#### Region and label listings:
## BEGIN

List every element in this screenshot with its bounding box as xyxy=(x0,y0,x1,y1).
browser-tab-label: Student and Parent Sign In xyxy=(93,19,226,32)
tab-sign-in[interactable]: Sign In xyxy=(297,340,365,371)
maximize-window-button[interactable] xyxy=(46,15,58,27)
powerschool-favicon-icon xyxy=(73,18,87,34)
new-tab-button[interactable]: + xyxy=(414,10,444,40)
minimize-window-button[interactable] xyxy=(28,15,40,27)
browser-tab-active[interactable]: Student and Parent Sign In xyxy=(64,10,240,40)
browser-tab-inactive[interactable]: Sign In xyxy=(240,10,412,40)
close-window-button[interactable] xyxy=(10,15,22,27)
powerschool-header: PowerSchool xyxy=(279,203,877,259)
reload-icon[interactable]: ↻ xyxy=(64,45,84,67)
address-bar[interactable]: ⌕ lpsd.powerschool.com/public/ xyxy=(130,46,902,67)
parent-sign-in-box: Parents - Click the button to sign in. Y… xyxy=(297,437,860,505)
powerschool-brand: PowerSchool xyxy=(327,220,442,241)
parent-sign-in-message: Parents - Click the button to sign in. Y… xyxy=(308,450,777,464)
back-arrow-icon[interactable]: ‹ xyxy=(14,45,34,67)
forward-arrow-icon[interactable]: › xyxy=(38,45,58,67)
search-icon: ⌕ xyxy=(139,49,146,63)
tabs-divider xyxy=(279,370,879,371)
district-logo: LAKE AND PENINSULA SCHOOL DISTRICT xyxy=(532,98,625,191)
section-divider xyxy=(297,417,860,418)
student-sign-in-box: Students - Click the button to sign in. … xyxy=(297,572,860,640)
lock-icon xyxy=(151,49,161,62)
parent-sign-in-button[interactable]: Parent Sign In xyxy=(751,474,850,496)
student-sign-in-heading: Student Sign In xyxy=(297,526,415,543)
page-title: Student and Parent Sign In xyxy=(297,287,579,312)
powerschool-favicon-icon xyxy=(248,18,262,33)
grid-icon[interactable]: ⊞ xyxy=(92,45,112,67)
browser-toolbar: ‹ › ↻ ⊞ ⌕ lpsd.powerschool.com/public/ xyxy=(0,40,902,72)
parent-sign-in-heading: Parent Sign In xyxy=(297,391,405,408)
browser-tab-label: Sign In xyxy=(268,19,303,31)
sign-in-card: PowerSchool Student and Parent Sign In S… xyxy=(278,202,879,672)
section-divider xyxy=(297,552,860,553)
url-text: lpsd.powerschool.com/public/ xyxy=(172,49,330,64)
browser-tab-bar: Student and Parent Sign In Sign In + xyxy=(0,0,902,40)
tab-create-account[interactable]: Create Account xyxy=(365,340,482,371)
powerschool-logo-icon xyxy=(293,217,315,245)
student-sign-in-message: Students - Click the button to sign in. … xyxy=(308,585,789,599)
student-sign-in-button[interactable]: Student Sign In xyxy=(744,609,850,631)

## END

#### What you should do:
Repeat every line in the items above with no changes.

#### Worked answer:
List every element in this screenshot with its bounding box as xyxy=(x0,y0,x1,y1).
browser-tab-label: Student and Parent Sign In xyxy=(93,19,226,32)
tab-sign-in[interactable]: Sign In xyxy=(297,340,365,371)
maximize-window-button[interactable] xyxy=(46,15,58,27)
powerschool-favicon-icon xyxy=(73,18,87,34)
new-tab-button[interactable]: + xyxy=(414,10,444,40)
minimize-window-button[interactable] xyxy=(28,15,40,27)
browser-tab-active[interactable]: Student and Parent Sign In xyxy=(64,10,240,40)
browser-tab-inactive[interactable]: Sign In xyxy=(240,10,412,40)
close-window-button[interactable] xyxy=(10,15,22,27)
powerschool-header: PowerSchool xyxy=(279,203,877,259)
reload-icon[interactable]: ↻ xyxy=(64,45,84,67)
address-bar[interactable]: ⌕ lpsd.powerschool.com/public/ xyxy=(130,46,902,67)
parent-sign-in-box: Parents - Click the button to sign in. Y… xyxy=(297,437,860,505)
powerschool-brand: PowerSchool xyxy=(327,220,442,241)
parent-sign-in-message: Parents - Click the button to sign in. Y… xyxy=(308,450,777,464)
back-arrow-icon[interactable]: ‹ xyxy=(14,45,34,67)
forward-arrow-icon[interactable]: › xyxy=(38,45,58,67)
search-icon: ⌕ xyxy=(139,49,146,63)
tabs-divider xyxy=(279,370,879,371)
district-logo: LAKE AND PENINSULA SCHOOL DISTRICT xyxy=(532,98,625,191)
section-divider xyxy=(297,417,860,418)
student-sign-in-box: Students - Click the button to sign in. … xyxy=(297,572,860,640)
lock-icon xyxy=(151,49,161,62)
parent-sign-in-button[interactable]: Parent Sign In xyxy=(751,474,850,496)
student-sign-in-heading: Student Sign In xyxy=(297,526,415,543)
page-title: Student and Parent Sign In xyxy=(297,287,579,312)
powerschool-favicon-icon xyxy=(248,18,262,33)
grid-icon[interactable]: ⊞ xyxy=(92,45,112,67)
browser-toolbar: ‹ › ↻ ⊞ ⌕ lpsd.powerschool.com/public/ xyxy=(0,40,902,72)
parent-sign-in-heading: Parent Sign In xyxy=(297,391,405,408)
browser-tab-label: Sign In xyxy=(268,19,303,31)
sign-in-card: PowerSchool Student and Parent Sign In S… xyxy=(278,202,879,672)
section-divider xyxy=(297,552,860,553)
url-text: lpsd.powerschool.com/public/ xyxy=(172,49,330,64)
browser-tab-bar: Student and Parent Sign In Sign In + xyxy=(0,0,902,40)
tab-create-account[interactable]: Create Account xyxy=(365,340,482,371)
powerschool-logo-icon xyxy=(293,217,315,245)
student-sign-in-message: Students - Click the button to sign in. … xyxy=(308,585,789,599)
student-sign-in-button[interactable]: Student Sign In xyxy=(744,609,850,631)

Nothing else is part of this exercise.